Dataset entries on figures
• • • • • • •
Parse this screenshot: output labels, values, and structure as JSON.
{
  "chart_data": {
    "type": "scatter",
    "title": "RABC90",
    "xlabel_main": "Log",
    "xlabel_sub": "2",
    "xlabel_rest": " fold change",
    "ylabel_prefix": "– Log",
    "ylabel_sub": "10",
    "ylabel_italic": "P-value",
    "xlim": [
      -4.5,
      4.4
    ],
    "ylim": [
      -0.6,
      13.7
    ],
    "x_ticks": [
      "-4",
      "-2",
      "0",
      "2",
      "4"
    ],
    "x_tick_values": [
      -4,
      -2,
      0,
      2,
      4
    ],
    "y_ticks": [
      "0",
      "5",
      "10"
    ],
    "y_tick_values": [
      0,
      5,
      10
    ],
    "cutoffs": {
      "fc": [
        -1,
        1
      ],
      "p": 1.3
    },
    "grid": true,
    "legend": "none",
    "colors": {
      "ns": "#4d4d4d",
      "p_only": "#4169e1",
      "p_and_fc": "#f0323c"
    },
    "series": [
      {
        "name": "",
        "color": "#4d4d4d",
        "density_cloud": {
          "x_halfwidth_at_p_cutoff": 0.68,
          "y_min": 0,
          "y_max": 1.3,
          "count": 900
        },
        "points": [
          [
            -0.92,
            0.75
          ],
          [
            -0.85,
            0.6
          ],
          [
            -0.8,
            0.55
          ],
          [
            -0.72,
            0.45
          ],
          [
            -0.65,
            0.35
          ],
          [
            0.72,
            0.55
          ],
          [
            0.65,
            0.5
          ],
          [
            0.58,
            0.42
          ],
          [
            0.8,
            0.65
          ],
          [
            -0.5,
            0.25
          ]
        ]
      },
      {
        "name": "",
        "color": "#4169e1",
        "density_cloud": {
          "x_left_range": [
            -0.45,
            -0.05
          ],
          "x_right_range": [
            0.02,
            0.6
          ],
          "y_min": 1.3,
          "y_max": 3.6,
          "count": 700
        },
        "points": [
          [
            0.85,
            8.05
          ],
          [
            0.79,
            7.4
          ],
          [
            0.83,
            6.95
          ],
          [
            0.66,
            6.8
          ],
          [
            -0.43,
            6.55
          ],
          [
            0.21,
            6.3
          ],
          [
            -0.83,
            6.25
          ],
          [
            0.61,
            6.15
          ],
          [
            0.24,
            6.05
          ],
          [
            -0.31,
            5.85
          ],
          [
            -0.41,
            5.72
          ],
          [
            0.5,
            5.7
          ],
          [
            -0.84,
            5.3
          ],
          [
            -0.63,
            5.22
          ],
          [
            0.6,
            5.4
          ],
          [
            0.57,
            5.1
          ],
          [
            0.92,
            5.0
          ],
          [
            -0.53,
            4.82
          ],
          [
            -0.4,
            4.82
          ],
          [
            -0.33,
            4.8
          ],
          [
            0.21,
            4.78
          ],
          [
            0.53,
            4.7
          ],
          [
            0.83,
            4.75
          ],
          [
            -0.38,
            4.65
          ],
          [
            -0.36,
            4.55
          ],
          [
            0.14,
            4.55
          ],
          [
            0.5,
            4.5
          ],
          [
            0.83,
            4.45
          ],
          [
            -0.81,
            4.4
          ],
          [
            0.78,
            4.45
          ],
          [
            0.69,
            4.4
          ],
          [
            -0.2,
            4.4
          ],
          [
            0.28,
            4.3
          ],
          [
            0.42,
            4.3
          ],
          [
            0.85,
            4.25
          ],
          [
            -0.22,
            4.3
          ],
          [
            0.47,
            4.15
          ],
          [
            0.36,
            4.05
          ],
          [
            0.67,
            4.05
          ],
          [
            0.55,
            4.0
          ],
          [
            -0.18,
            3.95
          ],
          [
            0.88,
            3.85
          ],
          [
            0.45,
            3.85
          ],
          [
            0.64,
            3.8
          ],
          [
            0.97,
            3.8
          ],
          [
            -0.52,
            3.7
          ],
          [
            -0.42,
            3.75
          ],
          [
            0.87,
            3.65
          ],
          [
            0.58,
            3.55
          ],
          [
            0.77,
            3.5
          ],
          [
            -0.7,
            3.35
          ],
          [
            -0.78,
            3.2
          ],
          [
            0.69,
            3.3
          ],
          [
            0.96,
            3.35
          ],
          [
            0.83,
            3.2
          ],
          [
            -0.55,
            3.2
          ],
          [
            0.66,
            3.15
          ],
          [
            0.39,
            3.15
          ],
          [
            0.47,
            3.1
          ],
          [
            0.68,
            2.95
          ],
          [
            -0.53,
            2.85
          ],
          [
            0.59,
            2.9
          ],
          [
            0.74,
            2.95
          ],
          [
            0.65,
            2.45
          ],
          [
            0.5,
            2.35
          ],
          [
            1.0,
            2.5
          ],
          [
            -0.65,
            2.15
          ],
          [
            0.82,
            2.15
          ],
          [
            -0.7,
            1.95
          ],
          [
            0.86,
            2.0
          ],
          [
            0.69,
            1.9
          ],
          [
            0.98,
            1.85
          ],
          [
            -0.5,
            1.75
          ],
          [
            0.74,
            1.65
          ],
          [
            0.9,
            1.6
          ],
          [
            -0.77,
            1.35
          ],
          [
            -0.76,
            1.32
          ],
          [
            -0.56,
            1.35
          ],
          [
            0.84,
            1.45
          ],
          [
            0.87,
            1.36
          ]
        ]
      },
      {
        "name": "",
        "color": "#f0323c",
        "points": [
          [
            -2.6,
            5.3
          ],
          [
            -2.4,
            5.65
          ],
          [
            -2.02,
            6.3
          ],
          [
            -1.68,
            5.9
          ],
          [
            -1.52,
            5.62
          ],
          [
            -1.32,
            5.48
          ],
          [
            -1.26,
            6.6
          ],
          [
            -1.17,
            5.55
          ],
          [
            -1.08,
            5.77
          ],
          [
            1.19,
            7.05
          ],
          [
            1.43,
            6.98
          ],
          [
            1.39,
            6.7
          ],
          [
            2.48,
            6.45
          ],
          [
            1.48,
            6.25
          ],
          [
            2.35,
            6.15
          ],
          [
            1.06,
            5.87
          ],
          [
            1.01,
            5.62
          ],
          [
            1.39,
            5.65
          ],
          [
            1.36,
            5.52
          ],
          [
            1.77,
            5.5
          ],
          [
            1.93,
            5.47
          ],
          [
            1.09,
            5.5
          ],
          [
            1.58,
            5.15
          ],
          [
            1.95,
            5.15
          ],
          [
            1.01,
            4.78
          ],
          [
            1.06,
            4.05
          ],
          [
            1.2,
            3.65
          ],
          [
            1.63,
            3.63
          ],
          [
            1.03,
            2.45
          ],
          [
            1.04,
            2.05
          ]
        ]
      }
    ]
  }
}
• • • • • • •
■ Problem statement ■
Return all of the above records exactly, leaving no line out.

■ Answer below ■
Parse this screenshot: output labels, values, and structure as JSON.
{
  "chart_data": {
    "type": "scatter",
    "title": "RABC90",
    "xlabel_main": "Log",
    "xlabel_sub": "2",
    "xlabel_rest": " fold change",
    "ylabel_prefix": "– Log",
    "ylabel_sub": "10",
    "ylabel_italic": "P-value",
    "xlim": [
      -4.5,
      4.4
    ],
    "ylim": [
      -0.6,
      13.7
    ],
    "x_ticks": [
      "-4",
      "-2",
      "0",
      "2",
      "4"
    ],
    "x_tick_values": [
      -4,
      -2,
      0,
      2,
      4
    ],
    "y_ticks": [
      "0",
      "5",
      "10"
    ],
    "y_tick_values": [
      0,
      5,
      10
    ],
    "cutoffs": {
      "fc": [
        -1,
        1
      ],
      "p": 1.3
    },
    "grid": true,
    "legend": "none",
    "colors": {
      "ns": "#4d4d4d",
      "p_only": "#4169e1",
      "p_and_fc": "#f0323c"
    },
    "series": [
      {
        "name": "",
        "color": "#4d4d4d",
        "density_cloud": {
          "x_halfwidth_at_p_cutoff": 0.68,
          "y_min": 0,
          "y_max": 1.3,
          "count": 900
        },
        "points": [
          [
            -0.92,
            0.75
          ],
          [
            -0.85,
            0.6
          ],
          [
            -0.8,
            0.55
          ],
          [
            -0.72,
            0.45
          ],
          [
            -0.65,
            0.35
          ],
          [
            0.72,
            0.55
          ],
          [
            0.65,
            0.5
          ],
          [
            0.58,
            0.42
          ],
          [
            0.8,
            0.65
          ],
          [
            -0.5,
            0.25
          ]
        ]
      },
      {
        "name": "",
        "color": "#4169e1",
        "density_cloud": {
          "x_left_range": [
            -0.45,
            -0.05
          ],
          "x_right_range": [
            0.02,
            0.6
          ],
          "y_min": 1.3,
          "y_max": 3.6,
          "count": 700
        },
        "points": [
          [
            0.85,
            8.05
          ],
          [
            0.79,
            7.4
          ],
          [
            0.83,
            6.95
          ],
          [
            0.66,
            6.8
          ],
          [
            -0.43,
            6.55
          ],
          [
            0.21,
            6.3
          ],
          [
            -0.83,
            6.25
          ],
          [
            0.61,
            6.15
          ],
          [
            0.24,
            6.05
          ],
          [
            -0.31,
            5.85
          ],
          [
            -0.41,
            5.72
          ],
          [
            0.5,
            5.7
          ],
          [
            -0.84,
            5.3
          ],
          [
            -0.63,
            5.22
          ],
          [
            0.6,
            5.4
          ],
          [
            0.57,
            5.1
          ],
          [
            0.92,
            5.0
          ],
          [
            -0.53,
            4.82
          ],
          [
            -0.4,
            4.82
          ],
          [
            -0.33,
            4.8
          ],
          [
            0.21,
            4.78
          ],
          [
            0.53,
            4.7
          ],
          [
            0.83,
            4.75
          ],
          [
            -0.38,
            4.65
          ],
          [
            -0.36,
            4.55
          ],
          [
            0.14,
            4.55
          ],
          [
            0.5,
            4.5
          ],
          [
            0.83,
            4.45
          ],
          [
            -0.81,
            4.4
          ],
          [
            0.78,
            4.45
          ],
          [
            0.69,
            4.4
          ],
          [
            -0.2,
            4.4
          ],
          [
            0.28,
            4.3
          ],
          [
            0.42,
            4.3
          ],
          [
            0.85,
            4.25
          ],
          [
            -0.22,
            4.3
          ],
          [
            0.47,
            4.15
          ],
          [
            0.36,
            4.05
          ],
          [
            0.67,
            4.05
          ],
          [
            0.55,
            4.0
          ],
          [
            -0.18,
            3.95
          ],
          [
            0.88,
            3.85
          ],
          [
            0.45,
            3.85
          ],
          [
            0.64,
            3.8
          ],
          [
            0.97,
            3.8
          ],
          [
            -0.52,
            3.7
          ],
          [
            -0.42,
            3.75
          ],
          [
            0.87,
            3.65
          ],
          [
            0.58,
            3.55
          ],
          [
            0.77,
            3.5
          ],
          [
            -0.7,
            3.35
          ],
          [
            -0.78,
            3.2
          ],
          [
            0.69,
            3.3
          ],
          [
            0.96,
            3.35
          ],
          [
            0.83,
            3.2
          ],
          [
            -0.55,
            3.2
          ],
          [
            0.66,
            3.15
          ],
          [
            0.39,
            3.15
          ],
          [
            0.47,
            3.1
          ],
          [
            0.68,
            2.95
          ],
          [
            -0.53,
            2.85
          ],
          [
            0.59,
            2.9
          ],
          [
            0.74,
            2.95
          ],
          [
            0.65,
            2.45
          ],
          [
            0.5,
            2.35
          ],
          [
            1.0,
            2.5
          ],
          [
            -0.65,
            2.15
          ],
          [
            0.82,
            2.15
          ],
          [
            -0.7,
            1.95
          ],
          [
            0.86,
            2.0
          ],
          [
            0.69,
            1.9
          ],
          [
            0.98,
            1.85
          ],
          [
            -0.5,
            1.75
          ],
          [
            0.74,
            1.65
          ],
          [
            0.9,
            1.6
          ],
          [
            -0.77,
            1.35
          ],
          [
            -0.76,
            1.32
          ],
          [
            -0.56,
            1.35
          ],
          [
            0.84,
            1.45
          ],
          [
            0.87,
            1.36
          ]
        ]
      },
      {
        "name": "",
        "color": "#f0323c",
        "points": [
          [
            -2.6,
            5.3
          ],
          [
            -2.4,
            5.65
          ],
          [
            -2.02,
            6.3
          ],
          [
            -1.68,
            5.9
          ],
          [
            -1.52,
            5.62
          ],
          [
            -1.32,
            5.48
          ],
          [
            -1.26,
            6.6
          ],
          [
            -1.17,
            5.55
          ],
          [
            -1.08,
            5.77
          ],
          [
            1.19,
            7.05
          ],
          [
            1.43,
            6.98
          ],
          [
            1.39,
            6.7
          ],
          [
            2.48,
            6.45
          ],
          [
            1.48,
            6.25
          ],
          [
            2.35,
            6.15
          ],
          [
            1.06,
            5.87
          ],
          [
            1.01,
            5.62
          ],
          [
            1.39,
            5.65
          ],
          [
            1.36,
            5.52
          ],
          [
            1.77,
            5.5
          ],
          [
            1.93,
            5.47
          ],
          [
            1.09,
            5.5
          ],
          [
            1.58,
            5.15
          ],
          [
            1.95,
            5.15
          ],
          [
            1.01,
            4.78
          ],
          [
            1.06,
            4.05
          ],
          [
            1.2,
            3.65
          ],
          [
            1.63,
            3.63
          ],
          [
            1.03,
            2.45
          ],
          [
            1.04,
            2.05
          ]
        ]
      }
    ]
  }
}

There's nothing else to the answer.